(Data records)
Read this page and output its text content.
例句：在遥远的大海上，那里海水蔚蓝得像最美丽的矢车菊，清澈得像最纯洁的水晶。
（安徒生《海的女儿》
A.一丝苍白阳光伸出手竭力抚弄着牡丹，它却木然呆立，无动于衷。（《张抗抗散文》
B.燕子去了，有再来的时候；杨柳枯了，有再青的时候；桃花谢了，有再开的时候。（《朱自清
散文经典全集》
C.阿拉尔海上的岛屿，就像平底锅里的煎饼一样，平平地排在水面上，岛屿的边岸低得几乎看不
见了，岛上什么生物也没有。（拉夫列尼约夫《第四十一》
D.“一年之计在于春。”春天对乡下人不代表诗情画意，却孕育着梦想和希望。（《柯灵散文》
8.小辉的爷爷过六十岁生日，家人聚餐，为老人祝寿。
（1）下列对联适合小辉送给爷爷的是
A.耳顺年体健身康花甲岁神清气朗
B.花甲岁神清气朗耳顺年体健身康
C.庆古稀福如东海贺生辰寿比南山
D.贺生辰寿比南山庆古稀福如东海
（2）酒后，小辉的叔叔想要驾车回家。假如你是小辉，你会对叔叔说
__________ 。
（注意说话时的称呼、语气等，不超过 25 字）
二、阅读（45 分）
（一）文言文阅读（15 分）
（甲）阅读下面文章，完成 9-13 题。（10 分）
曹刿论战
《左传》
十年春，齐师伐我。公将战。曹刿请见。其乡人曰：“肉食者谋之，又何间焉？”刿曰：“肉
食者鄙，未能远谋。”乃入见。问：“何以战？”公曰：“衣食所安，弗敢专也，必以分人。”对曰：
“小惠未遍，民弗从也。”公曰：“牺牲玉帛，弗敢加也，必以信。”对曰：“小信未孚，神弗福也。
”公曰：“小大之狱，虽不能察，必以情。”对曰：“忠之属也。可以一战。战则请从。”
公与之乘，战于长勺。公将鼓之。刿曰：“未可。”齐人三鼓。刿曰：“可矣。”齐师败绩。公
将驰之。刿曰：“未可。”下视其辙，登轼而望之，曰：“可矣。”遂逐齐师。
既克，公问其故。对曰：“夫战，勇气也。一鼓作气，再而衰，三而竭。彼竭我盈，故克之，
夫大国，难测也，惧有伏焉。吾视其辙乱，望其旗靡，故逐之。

AIM
Each record above must be given again exactly.

EXPECTED ANSWER
Read this page and output its text content.
例句：在遥远的大海上，那里海水蔚蓝得像最美丽的矢车菊，清澈得像最纯洁的水晶。
（安徒生《海的女儿》
A.一丝苍白阳光伸出手竭力抚弄着牡丹，它却木然呆立，无动于衷。（《张抗抗散文》
B.燕子去了，有再来的时候；杨柳枯了，有再青的时候；桃花谢了，有再开的时候。（《朱自清
散文经典全集》
C.阿拉尔海上的岛屿，就像平底锅里的煎饼一样，平平地排在水面上，岛屿的边岸低得几乎看不
见了，岛上什么生物也没有。（拉夫列尼约夫《第四十一》
D.“一年之计在于春。”春天对乡下人不代表诗情画意，却孕育着梦想和希望。（《柯灵散文》
8.小辉的爷爷过六十岁生日，家人聚餐，为老人祝寿。
（1）下列对联适合小辉送给爷爷的是
A.耳顺年体健身康花甲岁神清气朗
B.花甲岁神清气朗耳顺年体健身康
C.庆古稀福如东海贺生辰寿比南山
D.贺生辰寿比南山庆古稀福如东海
（2）酒后，小辉的叔叔想要驾车回家。假如你是小辉，你会对叔叔说
__________ 。
（注意说话时的称呼、语气等，不超过 25 字）
二、阅读（45 分）
（一）文言文阅读（15 分）
（甲）阅读下面文章，完成 9-13 题。（10 分）
曹刿论战
《左传》
十年春，齐师伐我。公将战。曹刿请见。其乡人曰：“肉食者谋之，又何间焉？”刿曰：“肉
食者鄙，未能远谋。”乃入见。问：“何以战？”公曰：“衣食所安，弗敢专也，必以分人。”对曰：
“小惠未遍，民弗从也。”公曰：“牺牲玉帛，弗敢加也，必以信。”对曰：“小信未孚，神弗福也。
”公曰：“小大之狱，虽不能察，必以情。”对曰：“忠之属也。可以一战。战则请从。”
公与之乘，战于长勺。公将鼓之。刿曰：“未可。”齐人三鼓。刿曰：“可矣。”齐师败绩。公
将驰之。刿曰：“未可。”下视其辙，登轼而望之，曰：“可矣。”遂逐齐师。
既克，公问其故。对曰：“夫战，勇气也。一鼓作气，再而衰，三而竭。彼竭我盈，故克之，
夫大国，难测也，惧有伏焉。吾视其辙乱，望其旗靡，故逐之。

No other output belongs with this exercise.